%%

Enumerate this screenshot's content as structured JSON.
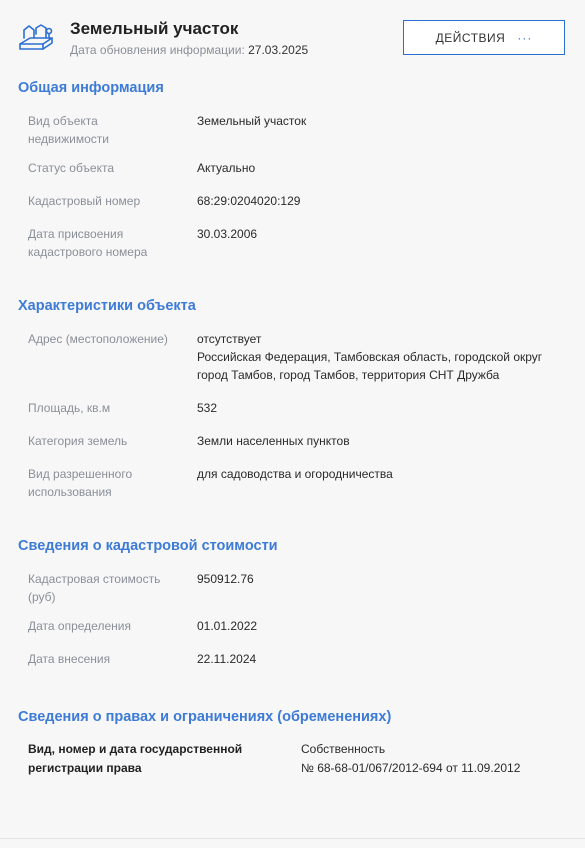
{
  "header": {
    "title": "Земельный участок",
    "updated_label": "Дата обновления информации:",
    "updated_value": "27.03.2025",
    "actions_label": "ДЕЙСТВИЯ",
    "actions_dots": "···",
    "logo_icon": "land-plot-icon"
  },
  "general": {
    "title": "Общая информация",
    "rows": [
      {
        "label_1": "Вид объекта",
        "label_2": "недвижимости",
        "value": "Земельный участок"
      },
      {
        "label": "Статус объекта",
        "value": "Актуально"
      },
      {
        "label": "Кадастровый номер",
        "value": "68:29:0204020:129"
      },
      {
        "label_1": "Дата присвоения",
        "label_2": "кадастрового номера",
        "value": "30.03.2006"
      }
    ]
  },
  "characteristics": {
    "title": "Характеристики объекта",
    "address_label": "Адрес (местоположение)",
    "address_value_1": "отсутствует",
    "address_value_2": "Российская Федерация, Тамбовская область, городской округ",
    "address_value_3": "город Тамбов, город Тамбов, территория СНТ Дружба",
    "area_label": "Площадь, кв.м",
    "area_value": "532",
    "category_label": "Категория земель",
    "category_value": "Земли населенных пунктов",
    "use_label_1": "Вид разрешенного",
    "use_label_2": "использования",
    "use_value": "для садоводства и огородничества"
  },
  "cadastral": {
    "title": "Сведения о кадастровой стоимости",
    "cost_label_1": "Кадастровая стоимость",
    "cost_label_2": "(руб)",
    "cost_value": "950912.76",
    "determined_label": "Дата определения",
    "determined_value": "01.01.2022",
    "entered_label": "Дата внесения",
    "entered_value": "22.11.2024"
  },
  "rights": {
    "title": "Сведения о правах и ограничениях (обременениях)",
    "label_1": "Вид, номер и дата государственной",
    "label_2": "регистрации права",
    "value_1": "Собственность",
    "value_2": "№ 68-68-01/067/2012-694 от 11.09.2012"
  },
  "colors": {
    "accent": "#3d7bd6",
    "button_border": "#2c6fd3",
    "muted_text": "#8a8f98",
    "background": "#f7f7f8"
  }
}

%%

### What you will do
Copy out each line in the preceding records that contains "Сведения".

### Output of the task
    "title": "Сведения о кадастровой стоимости",
    "title": "Сведения о правах и ограничениях (обременениях)",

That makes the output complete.